What the exercise asks
Print all the records exactly, please.

Supplied information

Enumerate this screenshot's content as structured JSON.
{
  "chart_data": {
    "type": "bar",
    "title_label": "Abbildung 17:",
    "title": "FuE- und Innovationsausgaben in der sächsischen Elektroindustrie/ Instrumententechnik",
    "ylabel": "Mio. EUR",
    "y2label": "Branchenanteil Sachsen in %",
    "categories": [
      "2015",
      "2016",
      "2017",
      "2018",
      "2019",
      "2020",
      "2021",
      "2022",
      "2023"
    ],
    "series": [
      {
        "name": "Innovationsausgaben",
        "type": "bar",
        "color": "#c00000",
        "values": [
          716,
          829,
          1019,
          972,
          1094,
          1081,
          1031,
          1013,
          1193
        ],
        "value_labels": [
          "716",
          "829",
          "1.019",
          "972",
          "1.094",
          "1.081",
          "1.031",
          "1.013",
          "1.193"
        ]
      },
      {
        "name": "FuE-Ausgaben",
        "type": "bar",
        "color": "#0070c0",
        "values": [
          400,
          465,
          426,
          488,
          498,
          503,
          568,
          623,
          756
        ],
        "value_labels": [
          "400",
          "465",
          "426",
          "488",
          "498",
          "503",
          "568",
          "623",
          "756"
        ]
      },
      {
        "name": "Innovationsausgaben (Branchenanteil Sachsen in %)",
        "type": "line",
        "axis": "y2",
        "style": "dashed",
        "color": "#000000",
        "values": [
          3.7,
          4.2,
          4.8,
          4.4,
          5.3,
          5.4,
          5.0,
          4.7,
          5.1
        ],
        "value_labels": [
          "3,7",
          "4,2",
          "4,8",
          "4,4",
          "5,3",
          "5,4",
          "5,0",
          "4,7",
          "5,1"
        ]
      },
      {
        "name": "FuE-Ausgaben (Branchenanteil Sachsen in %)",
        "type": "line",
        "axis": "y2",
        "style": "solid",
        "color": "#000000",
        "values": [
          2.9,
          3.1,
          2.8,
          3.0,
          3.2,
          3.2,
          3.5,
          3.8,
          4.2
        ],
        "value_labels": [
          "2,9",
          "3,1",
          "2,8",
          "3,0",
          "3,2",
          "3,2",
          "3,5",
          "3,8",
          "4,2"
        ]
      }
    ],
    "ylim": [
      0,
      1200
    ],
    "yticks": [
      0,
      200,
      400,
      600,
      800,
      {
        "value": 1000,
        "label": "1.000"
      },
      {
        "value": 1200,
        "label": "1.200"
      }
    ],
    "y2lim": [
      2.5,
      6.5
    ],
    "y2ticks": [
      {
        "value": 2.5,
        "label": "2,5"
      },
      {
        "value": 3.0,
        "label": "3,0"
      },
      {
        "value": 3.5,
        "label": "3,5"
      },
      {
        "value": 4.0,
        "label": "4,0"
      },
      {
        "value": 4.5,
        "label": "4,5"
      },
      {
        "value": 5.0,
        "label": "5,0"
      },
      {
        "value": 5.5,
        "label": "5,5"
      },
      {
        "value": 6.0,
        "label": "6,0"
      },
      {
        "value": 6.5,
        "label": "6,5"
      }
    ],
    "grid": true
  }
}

Solution for this task
Enumerate this screenshot's content as structured JSON.
{
  "chart_data": {
    "type": "bar",
    "title_label": "Abbildung 17:",
    "title": "FuE- und Innovationsausgaben in der sächsischen Elektroindustrie/ Instrumententechnik",
    "ylabel": "Mio. EUR",
    "y2label": "Branchenanteil Sachsen in %",
    "categories": [
      "2015",
      "2016",
      "2017",
      "2018",
      "2019",
      "2020",
      "2021",
      "2022",
      "2023"
    ],
    "series": [
      {
        "name": "Innovationsausgaben",
        "type": "bar",
        "color": "#c00000",
        "values": [
          716,
          829,
          1019,
          972,
          1094,
          1081,
          1031,
          1013,
          1193
        ],
        "value_labels": [
          "716",
          "829",
          "1.019",
          "972",
          "1.094",
          "1.081",
          "1.031",
          "1.013",
          "1.193"
        ]
      },
      {
        "name": "FuE-Ausgaben",
        "type": "bar",
        "color": "#0070c0",
        "values": [
          400,
          465,
          426,
          488,
          498,
          503,
          568,
          623,
          756
        ],
        "value_labels": [
          "400",
          "465",
          "426",
          "488",
          "498",
          "503",
          "568",
          "623",
          "756"
        ]
      },
      {
        "name": "Innovationsausgaben (Branchenanteil Sachsen in %)",
        "type": "line",
        "axis": "y2",
        "style": "dashed",
        "color": "#000000",
        "values": [
          3.7,
          4.2,
          4.8,
          4.4,
          5.3,
          5.4,
          5.0,
          4.7,
          5.1
        ],
        "value_labels": [
          "3,7",
          "4,2",
          "4,8",
          "4,4",
          "5,3",
          "5,4",
          "5,0",
          "4,7",
          "5,1"
        ]
      },
      {
        "name": "FuE-Ausgaben (Branchenanteil Sachsen in %)",
        "type": "line",
        "axis": "y2",
        "style": "solid",
        "color": "#000000",
        "values": [
          2.9,
          3.1,
          2.8,
          3.0,
          3.2,
          3.2,
          3.5,
          3.8,
          4.2
        ],
        "value_labels": [
          "2,9",
          "3,1",
          "2,8",
          "3,0",
          "3,2",
          "3,2",
          "3,5",
          "3,8",
          "4,2"
        ]
      }
    ],
    "ylim": [
      0,
      1200
    ],
    "yticks": [
      0,
      200,
      400,
      600,
      800,
      {
        "value": 1000,
        "label": "1.000"
      },
      {
        "value": 1200,
        "label": "1.200"
      }
    ],
    "y2lim": [
      2.5,
      6.5
    ],
    "y2ticks": [
      {
        "value": 2.5,
        "label": "2,5"
      },
      {
        "value": 3.0,
        "label": "3,0"
      },
      {
        "value": 3.5,
        "label": "3,5"
      },
      {
        "value": 4.0,
        "label": "4,0"
      },
      {
        "value": 4.5,
        "label": "4,5"
      },
      {
        "value": 5.0,
        "label": "5,0"
      },
      {
        "value": 5.5,
        "label": "5,5"
      },
      {
        "value": 6.0,
        "label": "6,0"
      },
      {
        "value": 6.5,
        "label": "6,5"
      }
    ],
    "grid": true
  }
}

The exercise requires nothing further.